TASK DETAILS:
Select and copy out every line in the records containing "this".

━━ MATERIAL TO PROCESS ━━

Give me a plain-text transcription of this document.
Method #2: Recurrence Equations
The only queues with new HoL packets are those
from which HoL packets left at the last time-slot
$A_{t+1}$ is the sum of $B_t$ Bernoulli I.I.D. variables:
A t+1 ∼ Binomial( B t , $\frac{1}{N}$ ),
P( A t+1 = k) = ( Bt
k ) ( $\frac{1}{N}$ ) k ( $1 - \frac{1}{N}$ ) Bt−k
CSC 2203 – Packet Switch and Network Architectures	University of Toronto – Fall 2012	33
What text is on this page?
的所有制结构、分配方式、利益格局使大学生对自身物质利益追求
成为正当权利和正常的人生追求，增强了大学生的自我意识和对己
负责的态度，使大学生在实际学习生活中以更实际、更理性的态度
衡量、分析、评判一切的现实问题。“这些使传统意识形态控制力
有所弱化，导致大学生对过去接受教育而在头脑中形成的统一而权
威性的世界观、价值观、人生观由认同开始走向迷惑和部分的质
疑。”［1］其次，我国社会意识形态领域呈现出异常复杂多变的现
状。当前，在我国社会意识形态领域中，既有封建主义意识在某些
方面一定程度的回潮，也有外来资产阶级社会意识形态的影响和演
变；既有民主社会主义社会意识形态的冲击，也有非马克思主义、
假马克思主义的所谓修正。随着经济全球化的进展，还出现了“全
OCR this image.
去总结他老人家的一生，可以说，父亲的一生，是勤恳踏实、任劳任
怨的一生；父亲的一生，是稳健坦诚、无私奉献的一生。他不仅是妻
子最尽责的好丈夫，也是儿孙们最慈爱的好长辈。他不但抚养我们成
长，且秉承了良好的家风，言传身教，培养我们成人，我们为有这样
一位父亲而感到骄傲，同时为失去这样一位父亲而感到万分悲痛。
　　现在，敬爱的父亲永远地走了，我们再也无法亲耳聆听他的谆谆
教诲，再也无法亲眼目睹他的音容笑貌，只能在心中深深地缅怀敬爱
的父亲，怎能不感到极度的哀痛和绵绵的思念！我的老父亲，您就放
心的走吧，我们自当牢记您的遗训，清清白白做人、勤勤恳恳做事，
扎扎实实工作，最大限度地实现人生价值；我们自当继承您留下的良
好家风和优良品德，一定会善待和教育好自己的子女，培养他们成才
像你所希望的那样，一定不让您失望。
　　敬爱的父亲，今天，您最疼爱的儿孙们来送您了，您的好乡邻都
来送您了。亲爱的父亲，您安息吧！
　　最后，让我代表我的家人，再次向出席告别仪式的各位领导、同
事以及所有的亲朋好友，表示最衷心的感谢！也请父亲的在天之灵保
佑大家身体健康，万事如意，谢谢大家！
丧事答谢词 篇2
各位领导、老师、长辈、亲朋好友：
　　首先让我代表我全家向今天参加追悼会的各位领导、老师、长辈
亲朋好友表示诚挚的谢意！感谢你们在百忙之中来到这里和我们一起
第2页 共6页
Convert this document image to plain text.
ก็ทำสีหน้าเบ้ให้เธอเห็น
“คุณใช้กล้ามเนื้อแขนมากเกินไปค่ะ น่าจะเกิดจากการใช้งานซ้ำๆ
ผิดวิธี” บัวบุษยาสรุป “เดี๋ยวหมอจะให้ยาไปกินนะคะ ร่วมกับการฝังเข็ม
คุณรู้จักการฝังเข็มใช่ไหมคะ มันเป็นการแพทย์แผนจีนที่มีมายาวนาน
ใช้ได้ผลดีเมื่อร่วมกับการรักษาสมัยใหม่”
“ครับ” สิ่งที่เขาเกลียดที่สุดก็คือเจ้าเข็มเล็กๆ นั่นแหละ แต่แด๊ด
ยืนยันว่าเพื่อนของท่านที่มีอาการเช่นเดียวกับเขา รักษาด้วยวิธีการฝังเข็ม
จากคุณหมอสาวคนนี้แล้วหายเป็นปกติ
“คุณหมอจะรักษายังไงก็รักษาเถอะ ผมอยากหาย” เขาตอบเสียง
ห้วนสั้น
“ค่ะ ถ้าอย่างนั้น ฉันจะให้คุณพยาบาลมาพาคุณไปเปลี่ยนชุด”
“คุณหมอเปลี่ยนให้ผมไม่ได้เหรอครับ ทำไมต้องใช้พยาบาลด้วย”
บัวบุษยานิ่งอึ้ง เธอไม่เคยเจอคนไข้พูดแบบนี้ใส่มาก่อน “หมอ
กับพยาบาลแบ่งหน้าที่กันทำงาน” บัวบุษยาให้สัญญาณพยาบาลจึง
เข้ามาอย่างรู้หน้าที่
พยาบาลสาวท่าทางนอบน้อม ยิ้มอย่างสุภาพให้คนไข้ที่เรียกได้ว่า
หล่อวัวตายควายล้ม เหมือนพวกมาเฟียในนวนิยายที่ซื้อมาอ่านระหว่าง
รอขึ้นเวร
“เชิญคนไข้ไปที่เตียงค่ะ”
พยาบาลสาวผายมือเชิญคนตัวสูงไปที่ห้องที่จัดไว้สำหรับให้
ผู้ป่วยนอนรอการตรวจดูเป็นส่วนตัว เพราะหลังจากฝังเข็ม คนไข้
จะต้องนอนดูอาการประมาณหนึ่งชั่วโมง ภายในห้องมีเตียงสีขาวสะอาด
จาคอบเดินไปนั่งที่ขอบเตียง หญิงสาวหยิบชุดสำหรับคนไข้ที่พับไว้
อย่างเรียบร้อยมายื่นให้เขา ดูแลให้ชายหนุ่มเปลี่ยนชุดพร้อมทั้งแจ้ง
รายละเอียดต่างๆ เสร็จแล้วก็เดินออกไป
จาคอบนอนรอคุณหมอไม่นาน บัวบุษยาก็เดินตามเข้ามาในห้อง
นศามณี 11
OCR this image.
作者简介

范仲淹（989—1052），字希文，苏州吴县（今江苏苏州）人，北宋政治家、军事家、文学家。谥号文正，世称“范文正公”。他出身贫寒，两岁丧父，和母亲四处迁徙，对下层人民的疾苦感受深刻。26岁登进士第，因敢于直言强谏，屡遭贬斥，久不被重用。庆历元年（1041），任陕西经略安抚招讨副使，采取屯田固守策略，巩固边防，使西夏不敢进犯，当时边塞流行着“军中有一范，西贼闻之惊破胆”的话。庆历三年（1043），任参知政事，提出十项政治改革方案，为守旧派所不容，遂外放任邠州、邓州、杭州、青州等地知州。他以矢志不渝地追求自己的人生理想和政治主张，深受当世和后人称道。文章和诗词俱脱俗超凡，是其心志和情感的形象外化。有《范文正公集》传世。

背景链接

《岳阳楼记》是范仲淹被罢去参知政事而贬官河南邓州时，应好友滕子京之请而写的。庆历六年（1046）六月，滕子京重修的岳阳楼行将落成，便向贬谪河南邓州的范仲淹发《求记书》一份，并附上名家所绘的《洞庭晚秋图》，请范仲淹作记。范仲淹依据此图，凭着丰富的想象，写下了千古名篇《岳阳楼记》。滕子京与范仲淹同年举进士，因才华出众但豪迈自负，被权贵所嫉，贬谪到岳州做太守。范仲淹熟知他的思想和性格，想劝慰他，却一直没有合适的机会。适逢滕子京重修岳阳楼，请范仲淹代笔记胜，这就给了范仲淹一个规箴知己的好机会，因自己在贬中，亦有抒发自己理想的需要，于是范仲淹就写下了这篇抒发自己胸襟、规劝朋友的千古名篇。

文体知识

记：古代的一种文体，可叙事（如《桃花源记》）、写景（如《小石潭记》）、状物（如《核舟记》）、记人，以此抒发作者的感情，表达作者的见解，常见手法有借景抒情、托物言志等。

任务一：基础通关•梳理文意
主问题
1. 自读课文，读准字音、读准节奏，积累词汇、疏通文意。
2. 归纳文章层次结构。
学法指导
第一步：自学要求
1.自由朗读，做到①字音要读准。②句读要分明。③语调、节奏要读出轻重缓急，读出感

━━━

THE COMPLETED TASK:
Give me a plain-text transcription of this document.
What text is on this page?
OCR this image.
Convert this document image to plain text.
OCR this image.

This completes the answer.